§ **Exercise goal**
Return the lines starting at the one that contains "where is each" and ending at the one that contains "y-tick-label: 25 — [77, 42, 95, 59]", copied exactly as they appear.

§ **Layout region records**
◇ ◇ ◇ ◇ ◇

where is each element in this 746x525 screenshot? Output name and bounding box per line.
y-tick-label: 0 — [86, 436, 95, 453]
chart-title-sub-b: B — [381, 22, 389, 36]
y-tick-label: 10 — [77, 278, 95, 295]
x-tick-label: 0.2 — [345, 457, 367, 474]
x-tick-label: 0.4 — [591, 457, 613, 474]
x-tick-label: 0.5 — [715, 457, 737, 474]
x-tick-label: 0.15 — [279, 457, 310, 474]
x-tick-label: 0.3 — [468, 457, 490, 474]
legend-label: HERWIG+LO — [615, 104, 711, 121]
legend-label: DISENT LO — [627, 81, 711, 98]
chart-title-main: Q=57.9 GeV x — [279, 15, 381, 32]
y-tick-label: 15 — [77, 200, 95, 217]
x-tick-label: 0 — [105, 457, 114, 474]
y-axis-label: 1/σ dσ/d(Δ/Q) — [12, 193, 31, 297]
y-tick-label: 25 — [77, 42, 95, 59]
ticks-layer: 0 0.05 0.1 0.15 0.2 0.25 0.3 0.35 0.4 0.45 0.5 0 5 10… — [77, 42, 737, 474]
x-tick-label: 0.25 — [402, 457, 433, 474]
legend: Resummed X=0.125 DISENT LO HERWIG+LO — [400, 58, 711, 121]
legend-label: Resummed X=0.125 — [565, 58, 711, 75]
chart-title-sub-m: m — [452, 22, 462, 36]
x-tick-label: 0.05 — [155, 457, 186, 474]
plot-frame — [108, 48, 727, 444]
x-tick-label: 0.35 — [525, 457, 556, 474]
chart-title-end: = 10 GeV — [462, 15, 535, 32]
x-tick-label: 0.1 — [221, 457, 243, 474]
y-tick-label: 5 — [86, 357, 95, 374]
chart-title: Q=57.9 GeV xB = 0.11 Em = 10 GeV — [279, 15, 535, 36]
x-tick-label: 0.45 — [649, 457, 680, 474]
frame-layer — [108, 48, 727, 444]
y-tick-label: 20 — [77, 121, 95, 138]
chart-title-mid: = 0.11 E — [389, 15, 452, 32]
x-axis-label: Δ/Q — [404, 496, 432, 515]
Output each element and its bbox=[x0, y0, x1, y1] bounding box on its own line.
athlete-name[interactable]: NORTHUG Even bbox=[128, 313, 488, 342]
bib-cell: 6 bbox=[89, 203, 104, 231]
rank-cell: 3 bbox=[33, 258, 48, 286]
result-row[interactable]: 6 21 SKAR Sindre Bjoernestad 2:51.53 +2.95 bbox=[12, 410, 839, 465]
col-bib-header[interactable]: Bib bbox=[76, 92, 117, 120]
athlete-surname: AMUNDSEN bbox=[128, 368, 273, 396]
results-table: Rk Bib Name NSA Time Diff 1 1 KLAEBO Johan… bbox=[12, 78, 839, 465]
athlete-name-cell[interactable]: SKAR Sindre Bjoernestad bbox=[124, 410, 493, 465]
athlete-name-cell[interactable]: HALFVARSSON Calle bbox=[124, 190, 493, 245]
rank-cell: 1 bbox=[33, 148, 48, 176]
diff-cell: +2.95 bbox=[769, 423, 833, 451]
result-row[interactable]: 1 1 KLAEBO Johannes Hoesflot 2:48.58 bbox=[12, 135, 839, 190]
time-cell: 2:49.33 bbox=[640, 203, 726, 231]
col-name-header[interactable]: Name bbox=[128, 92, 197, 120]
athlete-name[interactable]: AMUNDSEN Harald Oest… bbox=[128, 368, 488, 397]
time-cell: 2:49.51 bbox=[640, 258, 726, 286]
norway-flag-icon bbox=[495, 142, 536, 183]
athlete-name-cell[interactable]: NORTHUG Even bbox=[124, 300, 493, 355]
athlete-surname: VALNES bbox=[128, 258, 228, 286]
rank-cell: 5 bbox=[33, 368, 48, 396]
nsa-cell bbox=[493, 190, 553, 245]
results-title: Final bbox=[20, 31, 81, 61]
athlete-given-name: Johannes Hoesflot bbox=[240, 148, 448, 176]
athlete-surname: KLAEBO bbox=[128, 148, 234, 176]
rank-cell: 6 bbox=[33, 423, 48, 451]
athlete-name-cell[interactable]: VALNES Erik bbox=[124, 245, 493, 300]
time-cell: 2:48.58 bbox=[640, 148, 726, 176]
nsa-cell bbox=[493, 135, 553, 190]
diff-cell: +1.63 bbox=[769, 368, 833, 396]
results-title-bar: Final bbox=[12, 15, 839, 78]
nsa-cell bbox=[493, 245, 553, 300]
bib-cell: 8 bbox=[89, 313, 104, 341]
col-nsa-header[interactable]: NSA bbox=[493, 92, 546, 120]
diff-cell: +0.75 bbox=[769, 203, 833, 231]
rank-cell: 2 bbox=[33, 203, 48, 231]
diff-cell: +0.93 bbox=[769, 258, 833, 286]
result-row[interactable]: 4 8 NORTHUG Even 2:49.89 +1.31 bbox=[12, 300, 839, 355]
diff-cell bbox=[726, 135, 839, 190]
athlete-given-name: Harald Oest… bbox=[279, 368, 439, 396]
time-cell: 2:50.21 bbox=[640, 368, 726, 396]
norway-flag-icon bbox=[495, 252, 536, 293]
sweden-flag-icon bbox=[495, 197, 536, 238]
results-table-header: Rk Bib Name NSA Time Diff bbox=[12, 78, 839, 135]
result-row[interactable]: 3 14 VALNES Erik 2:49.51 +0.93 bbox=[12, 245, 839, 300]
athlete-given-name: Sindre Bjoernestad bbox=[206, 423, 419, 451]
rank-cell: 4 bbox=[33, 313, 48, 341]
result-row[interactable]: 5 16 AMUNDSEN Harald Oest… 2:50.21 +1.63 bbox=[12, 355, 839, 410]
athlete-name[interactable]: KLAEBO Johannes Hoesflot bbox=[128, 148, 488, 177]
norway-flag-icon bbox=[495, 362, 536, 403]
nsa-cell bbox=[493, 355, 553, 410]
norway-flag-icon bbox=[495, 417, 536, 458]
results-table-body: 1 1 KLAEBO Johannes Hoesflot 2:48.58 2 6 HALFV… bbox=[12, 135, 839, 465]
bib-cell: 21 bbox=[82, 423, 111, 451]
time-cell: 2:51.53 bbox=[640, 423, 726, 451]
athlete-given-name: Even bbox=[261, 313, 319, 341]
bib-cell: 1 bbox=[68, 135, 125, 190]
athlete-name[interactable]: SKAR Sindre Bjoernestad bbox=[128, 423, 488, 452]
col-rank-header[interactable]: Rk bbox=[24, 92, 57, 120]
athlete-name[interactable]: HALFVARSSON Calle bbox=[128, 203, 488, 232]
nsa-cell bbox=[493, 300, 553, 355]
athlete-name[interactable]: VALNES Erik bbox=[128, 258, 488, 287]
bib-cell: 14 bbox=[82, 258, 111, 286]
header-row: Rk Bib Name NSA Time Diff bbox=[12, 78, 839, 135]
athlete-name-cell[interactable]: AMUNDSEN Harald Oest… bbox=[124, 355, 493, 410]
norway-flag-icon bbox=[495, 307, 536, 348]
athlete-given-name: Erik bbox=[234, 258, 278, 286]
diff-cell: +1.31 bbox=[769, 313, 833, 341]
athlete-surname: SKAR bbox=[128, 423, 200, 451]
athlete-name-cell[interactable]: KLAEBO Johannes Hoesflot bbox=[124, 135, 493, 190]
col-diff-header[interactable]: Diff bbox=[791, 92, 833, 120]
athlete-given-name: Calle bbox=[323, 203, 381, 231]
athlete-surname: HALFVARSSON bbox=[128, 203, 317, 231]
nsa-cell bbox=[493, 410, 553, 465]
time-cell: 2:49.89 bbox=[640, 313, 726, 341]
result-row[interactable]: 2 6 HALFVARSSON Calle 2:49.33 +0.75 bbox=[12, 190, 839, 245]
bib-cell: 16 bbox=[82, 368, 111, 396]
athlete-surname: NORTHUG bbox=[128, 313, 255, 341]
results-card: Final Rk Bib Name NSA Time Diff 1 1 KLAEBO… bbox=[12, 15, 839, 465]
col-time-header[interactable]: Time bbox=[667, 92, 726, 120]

◇ ◇ ◇ ◇ ◇

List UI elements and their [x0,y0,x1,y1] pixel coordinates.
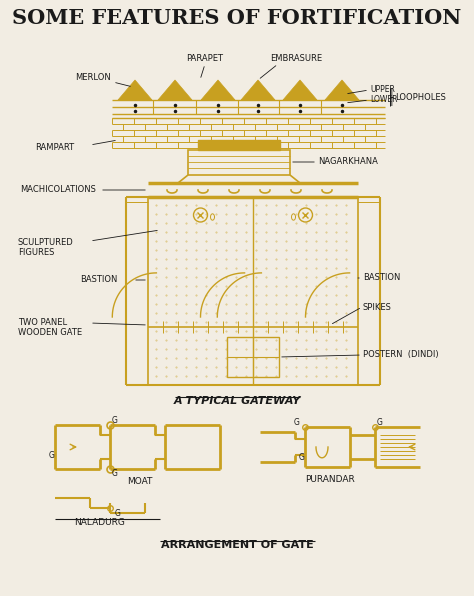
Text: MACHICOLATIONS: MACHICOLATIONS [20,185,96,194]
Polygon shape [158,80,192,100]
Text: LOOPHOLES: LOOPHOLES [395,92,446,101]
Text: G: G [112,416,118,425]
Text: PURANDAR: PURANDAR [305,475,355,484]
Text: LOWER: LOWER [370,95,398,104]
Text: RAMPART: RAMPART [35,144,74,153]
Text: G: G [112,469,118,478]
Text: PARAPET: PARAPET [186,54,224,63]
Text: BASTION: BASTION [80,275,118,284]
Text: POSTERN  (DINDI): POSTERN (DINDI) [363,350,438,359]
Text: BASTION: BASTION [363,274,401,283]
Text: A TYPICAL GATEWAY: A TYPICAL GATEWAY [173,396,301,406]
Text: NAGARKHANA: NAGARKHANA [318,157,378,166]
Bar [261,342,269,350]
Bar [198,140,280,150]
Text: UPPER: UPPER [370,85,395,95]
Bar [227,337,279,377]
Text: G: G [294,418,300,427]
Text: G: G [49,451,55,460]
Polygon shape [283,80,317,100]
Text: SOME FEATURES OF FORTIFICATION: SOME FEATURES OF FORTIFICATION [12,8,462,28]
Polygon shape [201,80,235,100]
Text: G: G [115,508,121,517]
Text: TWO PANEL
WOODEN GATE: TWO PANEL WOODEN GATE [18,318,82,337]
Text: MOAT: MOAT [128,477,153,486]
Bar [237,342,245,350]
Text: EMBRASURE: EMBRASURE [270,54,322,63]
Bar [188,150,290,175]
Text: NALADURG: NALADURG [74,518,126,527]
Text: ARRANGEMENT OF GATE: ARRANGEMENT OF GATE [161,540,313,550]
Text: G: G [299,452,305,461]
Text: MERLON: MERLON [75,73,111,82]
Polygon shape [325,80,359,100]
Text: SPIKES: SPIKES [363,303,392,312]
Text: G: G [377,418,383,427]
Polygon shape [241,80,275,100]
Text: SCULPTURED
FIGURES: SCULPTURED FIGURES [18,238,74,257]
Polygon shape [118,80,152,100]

◇ ◇ ◇ ◇ ◇

§ **Reply to the exercise**
where is each element in this 746x525 screenshot? Output name and bounding box per line.
y-tick-label: 0 — [86, 436, 95, 453]
chart-title-sub-b: B — [381, 22, 389, 36]
y-tick-label: 10 — [77, 278, 95, 295]
x-tick-label: 0.2 — [345, 457, 367, 474]
x-tick-label: 0.4 — [591, 457, 613, 474]
x-tick-label: 0.5 — [715, 457, 737, 474]
x-tick-label: 0.15 — [279, 457, 310, 474]
x-tick-label: 0.3 — [468, 457, 490, 474]
legend-label: HERWIG+LO — [615, 104, 711, 121]
legend-label: DISENT LO — [627, 81, 711, 98]
chart-title-main: Q=57.9 GeV x — [279, 15, 381, 32]
y-tick-label: 15 — [77, 200, 95, 217]
x-tick-label: 0 — [105, 457, 114, 474]
y-axis-label: 1/σ dσ/d(Δ/Q) — [12, 193, 31, 297]
y-tick-label: 25 — [77, 42, 95, 59]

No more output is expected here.